Goal of the exercise: Work out the number of lines containing "this". Give that number alone.

Data entries:
● ● ● ●

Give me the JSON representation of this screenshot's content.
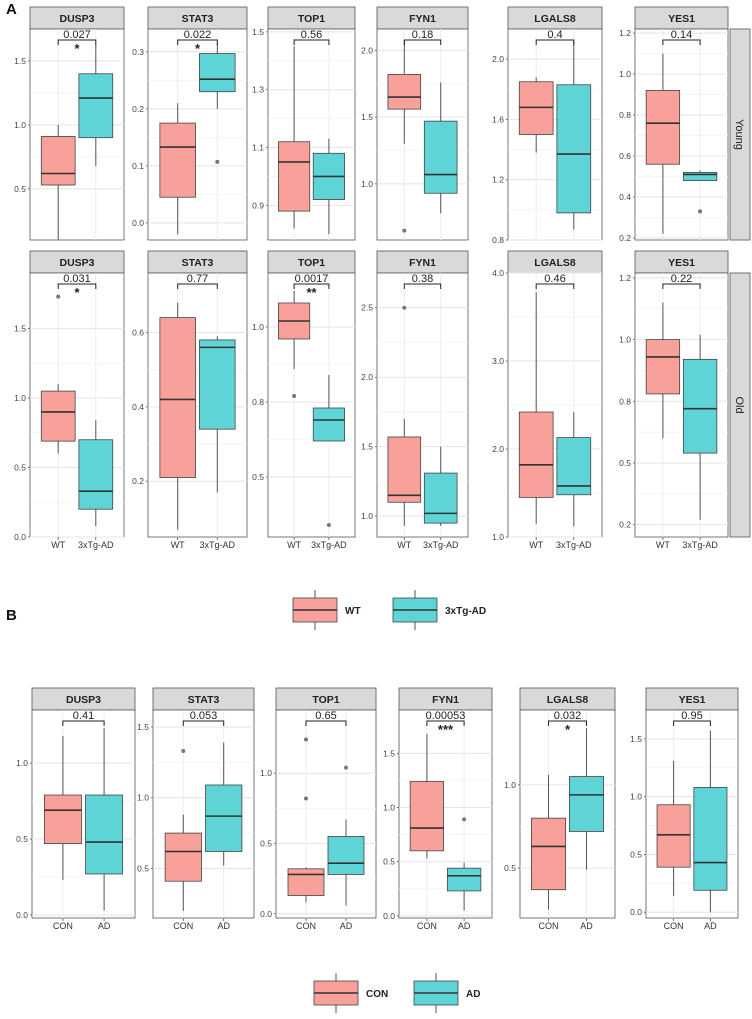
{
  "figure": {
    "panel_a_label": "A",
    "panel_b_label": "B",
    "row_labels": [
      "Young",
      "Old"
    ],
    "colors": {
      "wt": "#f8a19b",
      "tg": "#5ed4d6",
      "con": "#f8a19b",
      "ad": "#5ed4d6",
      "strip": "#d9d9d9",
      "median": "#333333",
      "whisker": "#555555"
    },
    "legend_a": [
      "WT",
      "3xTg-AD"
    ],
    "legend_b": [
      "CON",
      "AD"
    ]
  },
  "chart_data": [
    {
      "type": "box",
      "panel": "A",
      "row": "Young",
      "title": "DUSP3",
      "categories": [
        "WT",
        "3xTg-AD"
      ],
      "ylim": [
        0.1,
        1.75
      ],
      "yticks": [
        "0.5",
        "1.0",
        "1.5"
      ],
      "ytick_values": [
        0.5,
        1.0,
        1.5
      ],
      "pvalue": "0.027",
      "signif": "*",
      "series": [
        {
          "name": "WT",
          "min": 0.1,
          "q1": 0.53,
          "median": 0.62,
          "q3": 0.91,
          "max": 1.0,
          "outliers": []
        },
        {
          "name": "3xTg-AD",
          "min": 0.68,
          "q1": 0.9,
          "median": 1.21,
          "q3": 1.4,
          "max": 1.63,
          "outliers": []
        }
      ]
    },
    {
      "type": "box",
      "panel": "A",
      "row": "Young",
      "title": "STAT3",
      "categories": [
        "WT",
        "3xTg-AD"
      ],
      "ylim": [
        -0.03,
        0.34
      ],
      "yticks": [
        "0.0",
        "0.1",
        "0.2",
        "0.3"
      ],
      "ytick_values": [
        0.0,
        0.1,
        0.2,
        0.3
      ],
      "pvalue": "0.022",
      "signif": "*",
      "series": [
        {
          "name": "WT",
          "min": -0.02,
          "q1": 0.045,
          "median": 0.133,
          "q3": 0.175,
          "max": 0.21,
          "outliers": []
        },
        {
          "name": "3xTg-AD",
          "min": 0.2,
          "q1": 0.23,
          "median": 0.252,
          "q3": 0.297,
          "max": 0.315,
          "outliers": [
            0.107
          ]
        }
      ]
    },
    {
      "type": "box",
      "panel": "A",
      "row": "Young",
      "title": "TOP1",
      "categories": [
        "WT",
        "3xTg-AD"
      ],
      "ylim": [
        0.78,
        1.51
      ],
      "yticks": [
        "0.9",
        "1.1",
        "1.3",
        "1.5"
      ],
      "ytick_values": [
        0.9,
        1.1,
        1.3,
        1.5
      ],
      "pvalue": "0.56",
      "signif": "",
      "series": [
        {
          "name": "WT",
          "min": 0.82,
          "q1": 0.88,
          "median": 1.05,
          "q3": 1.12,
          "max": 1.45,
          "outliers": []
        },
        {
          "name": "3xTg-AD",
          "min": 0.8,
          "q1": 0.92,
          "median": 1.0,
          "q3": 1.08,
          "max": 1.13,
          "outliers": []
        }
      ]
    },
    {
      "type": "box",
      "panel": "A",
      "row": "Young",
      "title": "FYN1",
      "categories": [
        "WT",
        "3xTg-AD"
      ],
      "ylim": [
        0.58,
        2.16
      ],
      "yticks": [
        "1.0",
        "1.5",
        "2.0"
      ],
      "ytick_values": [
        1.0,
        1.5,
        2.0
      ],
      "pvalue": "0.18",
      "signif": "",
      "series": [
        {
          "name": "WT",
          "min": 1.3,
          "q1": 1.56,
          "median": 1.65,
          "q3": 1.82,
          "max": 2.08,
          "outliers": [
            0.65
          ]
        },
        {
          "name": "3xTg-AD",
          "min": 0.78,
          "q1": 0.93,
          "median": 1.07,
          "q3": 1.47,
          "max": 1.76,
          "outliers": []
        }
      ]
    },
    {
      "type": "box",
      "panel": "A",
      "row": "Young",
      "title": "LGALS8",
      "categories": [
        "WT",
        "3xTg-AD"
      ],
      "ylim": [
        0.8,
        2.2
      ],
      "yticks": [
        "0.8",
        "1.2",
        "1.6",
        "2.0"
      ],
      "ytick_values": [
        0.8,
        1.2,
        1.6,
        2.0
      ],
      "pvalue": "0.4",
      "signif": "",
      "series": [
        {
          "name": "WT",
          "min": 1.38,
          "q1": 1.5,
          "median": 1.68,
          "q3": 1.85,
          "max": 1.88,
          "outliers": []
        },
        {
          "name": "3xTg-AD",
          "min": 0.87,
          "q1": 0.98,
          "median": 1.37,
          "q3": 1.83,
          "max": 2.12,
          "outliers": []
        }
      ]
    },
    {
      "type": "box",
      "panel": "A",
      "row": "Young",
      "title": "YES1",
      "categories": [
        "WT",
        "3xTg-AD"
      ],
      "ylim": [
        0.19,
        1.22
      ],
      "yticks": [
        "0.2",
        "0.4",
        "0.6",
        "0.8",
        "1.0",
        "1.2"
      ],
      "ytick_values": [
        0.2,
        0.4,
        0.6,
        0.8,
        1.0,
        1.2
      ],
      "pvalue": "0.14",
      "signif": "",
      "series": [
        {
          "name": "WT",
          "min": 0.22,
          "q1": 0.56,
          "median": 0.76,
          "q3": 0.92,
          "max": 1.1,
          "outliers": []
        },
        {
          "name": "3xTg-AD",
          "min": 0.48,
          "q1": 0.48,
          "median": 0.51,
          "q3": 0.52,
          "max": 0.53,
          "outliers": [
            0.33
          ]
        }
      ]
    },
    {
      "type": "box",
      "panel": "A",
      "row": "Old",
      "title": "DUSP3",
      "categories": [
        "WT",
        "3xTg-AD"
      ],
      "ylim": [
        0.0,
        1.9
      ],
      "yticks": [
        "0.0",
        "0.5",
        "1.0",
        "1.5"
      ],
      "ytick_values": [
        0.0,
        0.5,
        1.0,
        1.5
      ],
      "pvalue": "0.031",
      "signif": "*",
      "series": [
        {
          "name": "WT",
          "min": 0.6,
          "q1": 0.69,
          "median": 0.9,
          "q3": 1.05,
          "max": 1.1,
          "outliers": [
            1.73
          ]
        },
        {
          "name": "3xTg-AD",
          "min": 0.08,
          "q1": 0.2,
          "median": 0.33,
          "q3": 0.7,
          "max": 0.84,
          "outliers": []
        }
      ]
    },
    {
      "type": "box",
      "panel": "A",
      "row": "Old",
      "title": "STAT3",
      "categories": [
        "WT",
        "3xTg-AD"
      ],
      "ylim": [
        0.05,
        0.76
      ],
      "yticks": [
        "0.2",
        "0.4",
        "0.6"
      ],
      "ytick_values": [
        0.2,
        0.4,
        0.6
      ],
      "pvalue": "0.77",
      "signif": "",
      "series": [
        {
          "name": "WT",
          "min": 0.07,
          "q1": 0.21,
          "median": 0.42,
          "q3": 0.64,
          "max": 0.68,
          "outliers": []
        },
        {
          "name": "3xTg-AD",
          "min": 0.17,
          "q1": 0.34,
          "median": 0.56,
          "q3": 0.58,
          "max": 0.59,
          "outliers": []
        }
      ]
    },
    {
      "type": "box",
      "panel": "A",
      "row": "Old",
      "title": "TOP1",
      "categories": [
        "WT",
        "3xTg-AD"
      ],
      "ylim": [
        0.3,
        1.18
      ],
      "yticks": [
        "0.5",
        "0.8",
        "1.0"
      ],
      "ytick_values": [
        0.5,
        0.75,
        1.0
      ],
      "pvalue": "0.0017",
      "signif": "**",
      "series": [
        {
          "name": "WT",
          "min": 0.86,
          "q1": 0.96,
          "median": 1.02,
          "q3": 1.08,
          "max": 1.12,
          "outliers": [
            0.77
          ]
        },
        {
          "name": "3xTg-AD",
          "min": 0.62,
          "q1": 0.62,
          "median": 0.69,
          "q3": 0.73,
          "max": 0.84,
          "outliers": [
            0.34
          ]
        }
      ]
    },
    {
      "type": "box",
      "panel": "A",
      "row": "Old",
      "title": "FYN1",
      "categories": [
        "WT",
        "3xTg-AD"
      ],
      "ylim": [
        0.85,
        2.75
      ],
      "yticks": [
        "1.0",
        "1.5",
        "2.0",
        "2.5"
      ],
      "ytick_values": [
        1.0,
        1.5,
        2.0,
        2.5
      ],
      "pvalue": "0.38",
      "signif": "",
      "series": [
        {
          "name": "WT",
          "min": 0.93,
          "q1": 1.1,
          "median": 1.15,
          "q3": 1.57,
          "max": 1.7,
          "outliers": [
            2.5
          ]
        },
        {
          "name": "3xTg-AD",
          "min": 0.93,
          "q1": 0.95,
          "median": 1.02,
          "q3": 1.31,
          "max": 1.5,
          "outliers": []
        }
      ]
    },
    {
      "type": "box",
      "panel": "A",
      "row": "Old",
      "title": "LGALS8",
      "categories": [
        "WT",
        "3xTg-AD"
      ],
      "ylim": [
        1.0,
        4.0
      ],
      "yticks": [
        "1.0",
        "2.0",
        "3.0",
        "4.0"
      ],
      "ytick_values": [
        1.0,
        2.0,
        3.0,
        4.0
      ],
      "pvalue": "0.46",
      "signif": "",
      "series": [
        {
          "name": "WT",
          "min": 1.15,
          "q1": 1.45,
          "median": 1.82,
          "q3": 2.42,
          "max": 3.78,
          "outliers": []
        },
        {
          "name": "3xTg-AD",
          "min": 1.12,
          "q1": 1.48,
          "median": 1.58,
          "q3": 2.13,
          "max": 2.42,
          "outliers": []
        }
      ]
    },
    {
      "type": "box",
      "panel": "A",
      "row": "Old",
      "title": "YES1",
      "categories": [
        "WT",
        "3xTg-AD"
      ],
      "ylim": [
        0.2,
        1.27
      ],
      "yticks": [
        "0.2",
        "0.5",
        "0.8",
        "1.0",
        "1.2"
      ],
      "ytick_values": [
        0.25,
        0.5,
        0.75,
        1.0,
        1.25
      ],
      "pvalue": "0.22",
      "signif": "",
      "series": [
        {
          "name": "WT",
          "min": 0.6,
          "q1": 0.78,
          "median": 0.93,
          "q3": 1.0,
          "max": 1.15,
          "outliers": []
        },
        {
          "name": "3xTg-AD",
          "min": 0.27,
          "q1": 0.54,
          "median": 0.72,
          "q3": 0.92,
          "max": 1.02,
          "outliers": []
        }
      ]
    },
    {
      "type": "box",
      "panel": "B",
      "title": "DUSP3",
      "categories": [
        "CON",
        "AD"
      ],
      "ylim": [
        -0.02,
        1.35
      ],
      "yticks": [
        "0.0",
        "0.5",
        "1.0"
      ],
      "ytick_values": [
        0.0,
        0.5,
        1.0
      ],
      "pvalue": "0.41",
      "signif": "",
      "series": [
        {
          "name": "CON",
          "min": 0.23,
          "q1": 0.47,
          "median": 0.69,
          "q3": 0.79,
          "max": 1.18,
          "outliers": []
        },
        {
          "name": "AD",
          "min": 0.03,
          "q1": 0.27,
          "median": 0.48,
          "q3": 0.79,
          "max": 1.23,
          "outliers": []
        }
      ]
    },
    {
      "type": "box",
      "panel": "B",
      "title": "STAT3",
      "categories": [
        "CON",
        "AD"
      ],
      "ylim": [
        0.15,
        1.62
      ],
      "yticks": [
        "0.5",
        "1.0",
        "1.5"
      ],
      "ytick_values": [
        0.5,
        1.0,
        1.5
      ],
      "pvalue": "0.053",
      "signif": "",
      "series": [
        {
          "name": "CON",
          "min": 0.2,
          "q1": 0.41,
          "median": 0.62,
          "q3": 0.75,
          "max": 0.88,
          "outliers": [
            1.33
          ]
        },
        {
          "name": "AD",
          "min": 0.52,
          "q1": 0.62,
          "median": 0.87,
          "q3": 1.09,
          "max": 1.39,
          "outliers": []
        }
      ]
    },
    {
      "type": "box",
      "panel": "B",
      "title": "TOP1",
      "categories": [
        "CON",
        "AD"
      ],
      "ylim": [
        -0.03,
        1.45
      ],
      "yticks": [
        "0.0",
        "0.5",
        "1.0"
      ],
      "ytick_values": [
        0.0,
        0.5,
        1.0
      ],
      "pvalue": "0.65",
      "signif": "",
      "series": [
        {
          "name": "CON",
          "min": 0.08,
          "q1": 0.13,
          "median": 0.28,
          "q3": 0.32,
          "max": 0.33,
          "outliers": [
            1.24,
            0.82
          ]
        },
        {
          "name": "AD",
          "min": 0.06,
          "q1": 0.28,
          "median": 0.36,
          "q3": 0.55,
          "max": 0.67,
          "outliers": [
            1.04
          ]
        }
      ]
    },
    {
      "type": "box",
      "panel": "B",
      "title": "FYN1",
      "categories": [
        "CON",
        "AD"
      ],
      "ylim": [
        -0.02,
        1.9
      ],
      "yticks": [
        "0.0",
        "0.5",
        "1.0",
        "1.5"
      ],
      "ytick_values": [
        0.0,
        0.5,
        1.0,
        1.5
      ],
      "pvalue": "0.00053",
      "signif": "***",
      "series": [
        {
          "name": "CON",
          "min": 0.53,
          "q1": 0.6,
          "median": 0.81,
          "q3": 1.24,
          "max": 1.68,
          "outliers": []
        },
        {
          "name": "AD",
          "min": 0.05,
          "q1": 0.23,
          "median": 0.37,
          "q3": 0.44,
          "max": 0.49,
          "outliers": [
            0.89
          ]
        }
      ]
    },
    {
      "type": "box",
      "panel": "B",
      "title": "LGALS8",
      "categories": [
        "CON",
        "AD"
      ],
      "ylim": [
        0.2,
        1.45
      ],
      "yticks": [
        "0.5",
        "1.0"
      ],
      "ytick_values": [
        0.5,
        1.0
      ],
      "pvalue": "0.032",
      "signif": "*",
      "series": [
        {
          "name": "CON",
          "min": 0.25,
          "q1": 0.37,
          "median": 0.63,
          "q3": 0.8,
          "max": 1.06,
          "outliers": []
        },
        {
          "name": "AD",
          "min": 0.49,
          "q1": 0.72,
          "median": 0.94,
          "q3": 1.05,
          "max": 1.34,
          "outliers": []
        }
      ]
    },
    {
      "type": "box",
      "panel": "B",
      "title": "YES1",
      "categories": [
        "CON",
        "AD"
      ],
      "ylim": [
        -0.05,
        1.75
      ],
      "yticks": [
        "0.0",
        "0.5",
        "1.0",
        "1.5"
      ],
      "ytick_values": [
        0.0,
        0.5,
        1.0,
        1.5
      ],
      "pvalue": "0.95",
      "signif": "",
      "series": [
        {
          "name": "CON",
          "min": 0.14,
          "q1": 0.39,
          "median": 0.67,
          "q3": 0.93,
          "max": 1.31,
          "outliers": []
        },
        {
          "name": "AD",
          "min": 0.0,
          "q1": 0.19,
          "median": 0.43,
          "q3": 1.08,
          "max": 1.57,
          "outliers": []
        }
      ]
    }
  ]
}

● ● ● ●

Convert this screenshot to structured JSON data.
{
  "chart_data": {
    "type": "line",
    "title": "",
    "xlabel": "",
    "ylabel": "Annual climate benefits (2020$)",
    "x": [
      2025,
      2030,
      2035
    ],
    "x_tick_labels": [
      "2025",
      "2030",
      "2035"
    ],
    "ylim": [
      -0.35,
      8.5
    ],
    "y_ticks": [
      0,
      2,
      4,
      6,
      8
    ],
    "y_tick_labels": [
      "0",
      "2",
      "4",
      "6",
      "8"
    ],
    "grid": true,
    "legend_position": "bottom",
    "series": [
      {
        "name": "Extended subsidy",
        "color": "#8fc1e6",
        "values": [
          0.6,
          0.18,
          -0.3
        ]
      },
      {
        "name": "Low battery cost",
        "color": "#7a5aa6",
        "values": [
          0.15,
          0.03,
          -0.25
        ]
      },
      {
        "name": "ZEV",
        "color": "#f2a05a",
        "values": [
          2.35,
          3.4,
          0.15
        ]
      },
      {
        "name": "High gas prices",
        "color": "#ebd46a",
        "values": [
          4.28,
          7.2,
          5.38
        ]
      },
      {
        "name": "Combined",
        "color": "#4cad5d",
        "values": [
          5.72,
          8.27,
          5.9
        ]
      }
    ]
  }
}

● ● ● ●

Right answer: 2